[Written task]:
In your copy, leave out the pictures and repeat the entries below exactly.

[Records for this exercise]:
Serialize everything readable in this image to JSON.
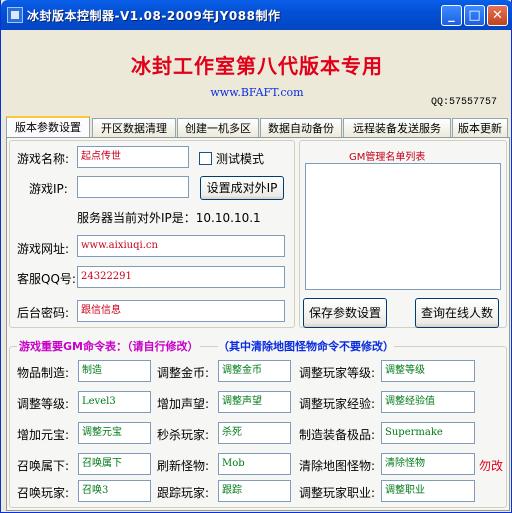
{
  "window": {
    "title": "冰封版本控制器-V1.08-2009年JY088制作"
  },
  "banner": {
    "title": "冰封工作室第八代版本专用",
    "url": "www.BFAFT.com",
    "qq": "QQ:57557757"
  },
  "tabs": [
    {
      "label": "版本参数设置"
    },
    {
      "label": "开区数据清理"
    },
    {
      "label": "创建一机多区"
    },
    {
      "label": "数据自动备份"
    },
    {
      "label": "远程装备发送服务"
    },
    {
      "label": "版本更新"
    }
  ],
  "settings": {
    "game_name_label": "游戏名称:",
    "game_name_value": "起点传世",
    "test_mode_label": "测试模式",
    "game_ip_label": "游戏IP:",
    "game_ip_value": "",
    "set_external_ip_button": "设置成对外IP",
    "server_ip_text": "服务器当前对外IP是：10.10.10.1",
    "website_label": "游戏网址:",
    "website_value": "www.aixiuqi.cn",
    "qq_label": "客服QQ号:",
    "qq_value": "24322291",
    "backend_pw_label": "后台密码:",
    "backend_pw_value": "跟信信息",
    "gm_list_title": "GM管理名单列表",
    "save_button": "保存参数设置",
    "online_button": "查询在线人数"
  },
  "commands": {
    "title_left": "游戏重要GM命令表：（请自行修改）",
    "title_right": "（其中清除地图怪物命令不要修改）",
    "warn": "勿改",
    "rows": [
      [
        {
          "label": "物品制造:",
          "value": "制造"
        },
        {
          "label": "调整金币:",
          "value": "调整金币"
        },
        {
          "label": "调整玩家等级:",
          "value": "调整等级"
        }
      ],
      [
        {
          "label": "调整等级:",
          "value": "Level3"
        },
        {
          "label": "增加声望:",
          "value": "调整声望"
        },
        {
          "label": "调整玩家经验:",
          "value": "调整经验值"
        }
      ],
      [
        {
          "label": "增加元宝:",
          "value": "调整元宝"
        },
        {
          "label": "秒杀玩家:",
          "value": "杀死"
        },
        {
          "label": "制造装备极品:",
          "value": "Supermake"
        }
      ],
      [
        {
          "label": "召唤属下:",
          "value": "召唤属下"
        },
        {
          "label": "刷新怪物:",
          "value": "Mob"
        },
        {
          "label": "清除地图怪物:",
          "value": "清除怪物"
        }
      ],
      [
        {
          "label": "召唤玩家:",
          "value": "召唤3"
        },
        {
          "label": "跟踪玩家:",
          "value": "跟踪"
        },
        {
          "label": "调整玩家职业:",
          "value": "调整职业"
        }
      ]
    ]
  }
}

[Output]:
Serialize everything readable in this image to JSON.
{
  "window": {
    "title": "冰封版本控制器-V1.08-2009年JY088制作"
  },
  "banner": {
    "title": "冰封工作室第八代版本专用",
    "url": "www.BFAFT.com",
    "qq": "QQ:57557757"
  },
  "tabs": [
    {
      "label": "版本参数设置"
    },
    {
      "label": "开区数据清理"
    },
    {
      "label": "创建一机多区"
    },
    {
      "label": "数据自动备份"
    },
    {
      "label": "远程装备发送服务"
    },
    {
      "label": "版本更新"
    }
  ],
  "settings": {
    "game_name_label": "游戏名称:",
    "game_name_value": "起点传世",
    "test_mode_label": "测试模式",
    "game_ip_label": "游戏IP:",
    "game_ip_value": "",
    "set_external_ip_button": "设置成对外IP",
    "server_ip_text": "服务器当前对外IP是：10.10.10.1",
    "website_label": "游戏网址:",
    "website_value": "www.aixiuqi.cn",
    "qq_label": "客服QQ号:",
    "qq_value": "24322291",
    "backend_pw_label": "后台密码:",
    "backend_pw_value": "跟信信息",
    "gm_list_title": "GM管理名单列表",
    "save_button": "保存参数设置",
    "online_button": "查询在线人数"
  },
  "commands": {
    "title_left": "游戏重要GM命令表：（请自行修改）",
    "title_right": "（其中清除地图怪物命令不要修改）",
    "warn": "勿改",
    "rows": [
      [
        {
          "label": "物品制造:",
          "value": "制造"
        },
        {
          "label": "调整金币:",
          "value": "调整金币"
        },
        {
          "label": "调整玩家等级:",
          "value": "调整等级"
        }
      ],
      [
        {
          "label": "调整等级:",
          "value": "Level3"
        },
        {
          "label": "增加声望:",
          "value": "调整声望"
        },
        {
          "label": "调整玩家经验:",
          "value": "调整经验值"
        }
      ],
      [
        {
          "label": "增加元宝:",
          "value": "调整元宝"
        },
        {
          "label": "秒杀玩家:",
          "value": "杀死"
        },
        {
          "label": "制造装备极品:",
          "value": "Supermake"
        }
      ],
      [
        {
          "label": "召唤属下:",
          "value": "召唤属下"
        },
        {
          "label": "刷新怪物:",
          "value": "Mob"
        },
        {
          "label": "清除地图怪物:",
          "value": "清除怪物"
        }
      ],
      [
        {
          "label": "召唤玩家:",
          "value": "召唤3"
        },
        {
          "label": "跟踪玩家:",
          "value": "跟踪"
        },
        {
          "label": "调整玩家职业:",
          "value": "调整职业"
        }
      ]
    ]
  }
}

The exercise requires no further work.